PROBLEM STATEMENT
Extract each line where the string "structured" shows up.

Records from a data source

──────

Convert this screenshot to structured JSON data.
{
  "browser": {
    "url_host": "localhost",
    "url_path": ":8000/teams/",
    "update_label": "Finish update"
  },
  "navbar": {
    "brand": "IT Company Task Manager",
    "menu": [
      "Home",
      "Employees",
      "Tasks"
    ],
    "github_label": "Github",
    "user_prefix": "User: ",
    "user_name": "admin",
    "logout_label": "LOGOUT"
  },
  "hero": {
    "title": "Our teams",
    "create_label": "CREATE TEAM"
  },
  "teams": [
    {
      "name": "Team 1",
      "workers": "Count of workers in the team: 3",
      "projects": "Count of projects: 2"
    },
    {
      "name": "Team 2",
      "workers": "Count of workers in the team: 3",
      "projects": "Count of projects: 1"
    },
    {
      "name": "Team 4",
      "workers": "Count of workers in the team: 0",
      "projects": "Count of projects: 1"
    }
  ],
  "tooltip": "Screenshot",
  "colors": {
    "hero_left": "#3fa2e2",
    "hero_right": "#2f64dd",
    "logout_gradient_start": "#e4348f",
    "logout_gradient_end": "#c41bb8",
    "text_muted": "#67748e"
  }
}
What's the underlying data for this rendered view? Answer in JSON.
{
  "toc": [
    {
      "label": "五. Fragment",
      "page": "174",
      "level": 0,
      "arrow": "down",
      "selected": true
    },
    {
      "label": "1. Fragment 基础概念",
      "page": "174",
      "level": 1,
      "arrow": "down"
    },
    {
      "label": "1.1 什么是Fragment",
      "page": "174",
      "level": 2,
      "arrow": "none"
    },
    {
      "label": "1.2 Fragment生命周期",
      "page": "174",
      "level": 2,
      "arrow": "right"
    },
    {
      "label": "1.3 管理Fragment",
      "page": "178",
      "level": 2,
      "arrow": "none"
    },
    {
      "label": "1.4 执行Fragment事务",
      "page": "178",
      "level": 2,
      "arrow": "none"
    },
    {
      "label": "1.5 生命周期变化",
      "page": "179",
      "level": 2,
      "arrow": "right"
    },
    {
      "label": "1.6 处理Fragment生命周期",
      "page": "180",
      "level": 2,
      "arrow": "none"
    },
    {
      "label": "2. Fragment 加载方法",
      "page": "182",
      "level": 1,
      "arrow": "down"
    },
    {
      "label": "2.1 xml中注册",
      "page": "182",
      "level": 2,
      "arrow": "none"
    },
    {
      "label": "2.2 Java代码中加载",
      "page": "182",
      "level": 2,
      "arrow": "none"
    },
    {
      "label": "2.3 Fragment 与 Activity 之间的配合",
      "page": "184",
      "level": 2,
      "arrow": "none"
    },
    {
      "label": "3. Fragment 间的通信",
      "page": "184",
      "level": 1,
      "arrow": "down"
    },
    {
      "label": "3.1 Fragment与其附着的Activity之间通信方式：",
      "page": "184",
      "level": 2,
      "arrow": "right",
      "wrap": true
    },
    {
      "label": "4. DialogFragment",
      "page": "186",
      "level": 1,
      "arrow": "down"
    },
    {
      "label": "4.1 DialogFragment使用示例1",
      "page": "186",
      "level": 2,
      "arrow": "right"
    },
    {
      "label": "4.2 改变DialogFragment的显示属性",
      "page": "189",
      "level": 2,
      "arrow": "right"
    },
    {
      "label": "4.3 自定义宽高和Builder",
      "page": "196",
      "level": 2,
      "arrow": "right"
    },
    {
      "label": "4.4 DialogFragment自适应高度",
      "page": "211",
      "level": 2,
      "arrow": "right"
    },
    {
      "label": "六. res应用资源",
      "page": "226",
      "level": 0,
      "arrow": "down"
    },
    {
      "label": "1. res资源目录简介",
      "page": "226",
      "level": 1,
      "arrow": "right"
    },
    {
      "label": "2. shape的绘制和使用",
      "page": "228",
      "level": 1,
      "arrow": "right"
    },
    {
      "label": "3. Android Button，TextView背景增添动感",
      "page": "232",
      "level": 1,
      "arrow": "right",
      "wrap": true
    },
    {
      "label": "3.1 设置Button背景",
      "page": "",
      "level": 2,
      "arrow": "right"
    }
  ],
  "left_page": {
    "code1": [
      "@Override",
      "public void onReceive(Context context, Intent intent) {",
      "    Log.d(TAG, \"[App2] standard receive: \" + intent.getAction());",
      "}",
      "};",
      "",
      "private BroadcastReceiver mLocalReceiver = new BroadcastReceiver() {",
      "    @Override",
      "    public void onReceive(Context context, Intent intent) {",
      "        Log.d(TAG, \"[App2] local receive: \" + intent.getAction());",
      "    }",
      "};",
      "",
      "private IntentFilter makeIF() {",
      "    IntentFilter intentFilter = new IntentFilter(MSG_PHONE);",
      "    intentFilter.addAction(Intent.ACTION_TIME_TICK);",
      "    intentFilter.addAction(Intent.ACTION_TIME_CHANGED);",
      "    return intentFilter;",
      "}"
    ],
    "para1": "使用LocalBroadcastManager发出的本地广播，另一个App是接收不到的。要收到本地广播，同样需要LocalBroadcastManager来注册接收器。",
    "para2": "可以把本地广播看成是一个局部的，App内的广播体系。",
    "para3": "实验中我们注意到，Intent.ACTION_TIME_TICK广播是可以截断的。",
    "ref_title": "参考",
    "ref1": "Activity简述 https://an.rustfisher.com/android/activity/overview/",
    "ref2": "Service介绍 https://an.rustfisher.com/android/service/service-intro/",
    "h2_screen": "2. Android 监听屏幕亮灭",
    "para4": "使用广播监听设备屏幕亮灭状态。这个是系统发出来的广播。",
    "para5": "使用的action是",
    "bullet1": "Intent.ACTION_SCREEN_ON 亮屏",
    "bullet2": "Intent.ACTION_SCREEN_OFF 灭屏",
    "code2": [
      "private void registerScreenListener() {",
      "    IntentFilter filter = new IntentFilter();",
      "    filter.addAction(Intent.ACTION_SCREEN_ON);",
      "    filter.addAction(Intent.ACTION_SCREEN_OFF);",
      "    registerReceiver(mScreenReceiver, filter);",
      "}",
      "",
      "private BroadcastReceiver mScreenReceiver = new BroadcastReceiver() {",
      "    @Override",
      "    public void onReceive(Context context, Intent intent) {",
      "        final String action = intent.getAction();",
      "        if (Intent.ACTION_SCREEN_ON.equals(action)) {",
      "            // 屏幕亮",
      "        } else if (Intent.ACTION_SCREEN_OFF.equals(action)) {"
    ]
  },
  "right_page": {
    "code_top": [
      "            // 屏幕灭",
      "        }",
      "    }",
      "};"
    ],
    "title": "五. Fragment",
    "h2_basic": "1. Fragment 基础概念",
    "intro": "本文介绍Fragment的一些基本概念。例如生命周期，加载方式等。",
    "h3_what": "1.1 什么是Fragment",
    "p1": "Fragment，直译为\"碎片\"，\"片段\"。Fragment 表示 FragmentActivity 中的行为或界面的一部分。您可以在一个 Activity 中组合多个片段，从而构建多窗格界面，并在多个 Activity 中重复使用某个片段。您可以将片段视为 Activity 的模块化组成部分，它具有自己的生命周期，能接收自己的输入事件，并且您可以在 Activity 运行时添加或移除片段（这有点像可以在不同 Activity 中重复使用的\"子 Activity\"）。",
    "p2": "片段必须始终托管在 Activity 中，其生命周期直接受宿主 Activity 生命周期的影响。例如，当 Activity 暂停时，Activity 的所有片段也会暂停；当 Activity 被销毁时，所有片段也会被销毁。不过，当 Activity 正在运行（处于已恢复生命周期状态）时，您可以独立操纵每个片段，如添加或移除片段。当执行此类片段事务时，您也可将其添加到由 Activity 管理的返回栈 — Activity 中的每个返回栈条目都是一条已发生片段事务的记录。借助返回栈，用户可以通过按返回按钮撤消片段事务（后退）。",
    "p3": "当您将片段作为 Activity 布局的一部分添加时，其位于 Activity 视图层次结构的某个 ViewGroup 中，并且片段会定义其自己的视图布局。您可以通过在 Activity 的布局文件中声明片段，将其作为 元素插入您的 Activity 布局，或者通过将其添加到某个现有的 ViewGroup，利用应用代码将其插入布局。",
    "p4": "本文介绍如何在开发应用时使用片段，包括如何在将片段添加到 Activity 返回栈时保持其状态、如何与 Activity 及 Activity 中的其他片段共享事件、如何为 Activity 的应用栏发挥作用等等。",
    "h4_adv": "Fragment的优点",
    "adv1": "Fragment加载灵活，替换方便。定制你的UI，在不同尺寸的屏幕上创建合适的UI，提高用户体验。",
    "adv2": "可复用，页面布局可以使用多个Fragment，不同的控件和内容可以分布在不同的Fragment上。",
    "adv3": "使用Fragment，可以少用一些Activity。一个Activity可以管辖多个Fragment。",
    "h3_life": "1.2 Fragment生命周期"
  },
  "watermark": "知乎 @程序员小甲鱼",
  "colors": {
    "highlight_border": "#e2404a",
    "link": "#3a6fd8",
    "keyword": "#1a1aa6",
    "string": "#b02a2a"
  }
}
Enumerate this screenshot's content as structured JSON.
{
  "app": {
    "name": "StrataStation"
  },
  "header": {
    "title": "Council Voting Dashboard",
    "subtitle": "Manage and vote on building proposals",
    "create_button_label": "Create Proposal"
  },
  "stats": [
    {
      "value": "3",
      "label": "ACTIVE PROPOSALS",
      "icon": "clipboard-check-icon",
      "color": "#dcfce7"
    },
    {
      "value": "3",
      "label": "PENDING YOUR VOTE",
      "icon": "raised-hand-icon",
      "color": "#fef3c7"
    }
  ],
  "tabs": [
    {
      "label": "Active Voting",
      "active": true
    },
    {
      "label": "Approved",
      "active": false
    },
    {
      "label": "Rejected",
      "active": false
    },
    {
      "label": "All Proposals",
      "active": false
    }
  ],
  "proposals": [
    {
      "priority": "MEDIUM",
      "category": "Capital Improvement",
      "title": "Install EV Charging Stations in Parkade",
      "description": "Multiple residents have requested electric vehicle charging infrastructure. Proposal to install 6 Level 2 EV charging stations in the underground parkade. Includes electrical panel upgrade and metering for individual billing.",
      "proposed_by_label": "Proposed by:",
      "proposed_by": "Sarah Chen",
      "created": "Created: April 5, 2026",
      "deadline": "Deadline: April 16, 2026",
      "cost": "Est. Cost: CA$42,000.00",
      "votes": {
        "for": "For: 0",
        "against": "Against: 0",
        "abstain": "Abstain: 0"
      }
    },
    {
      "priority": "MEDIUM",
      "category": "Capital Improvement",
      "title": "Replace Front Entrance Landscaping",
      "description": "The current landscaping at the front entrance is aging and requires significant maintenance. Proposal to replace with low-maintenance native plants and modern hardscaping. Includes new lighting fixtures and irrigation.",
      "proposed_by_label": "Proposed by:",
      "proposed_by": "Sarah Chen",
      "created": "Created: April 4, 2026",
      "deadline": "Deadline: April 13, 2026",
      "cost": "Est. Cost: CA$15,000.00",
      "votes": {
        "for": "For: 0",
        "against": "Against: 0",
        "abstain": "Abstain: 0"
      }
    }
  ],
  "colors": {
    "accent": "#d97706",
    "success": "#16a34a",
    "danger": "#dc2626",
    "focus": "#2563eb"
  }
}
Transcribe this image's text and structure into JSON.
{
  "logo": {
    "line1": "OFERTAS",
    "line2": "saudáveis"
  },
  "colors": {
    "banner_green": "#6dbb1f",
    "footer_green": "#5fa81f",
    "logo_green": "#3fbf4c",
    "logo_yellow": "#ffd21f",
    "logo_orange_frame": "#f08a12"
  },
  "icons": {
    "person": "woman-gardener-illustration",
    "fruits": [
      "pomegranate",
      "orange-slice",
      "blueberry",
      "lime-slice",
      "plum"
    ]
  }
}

──────

EXPECTED ANSWER
Convert this screenshot to structured JSON data.
Enumerate this screenshot's content as structured JSON.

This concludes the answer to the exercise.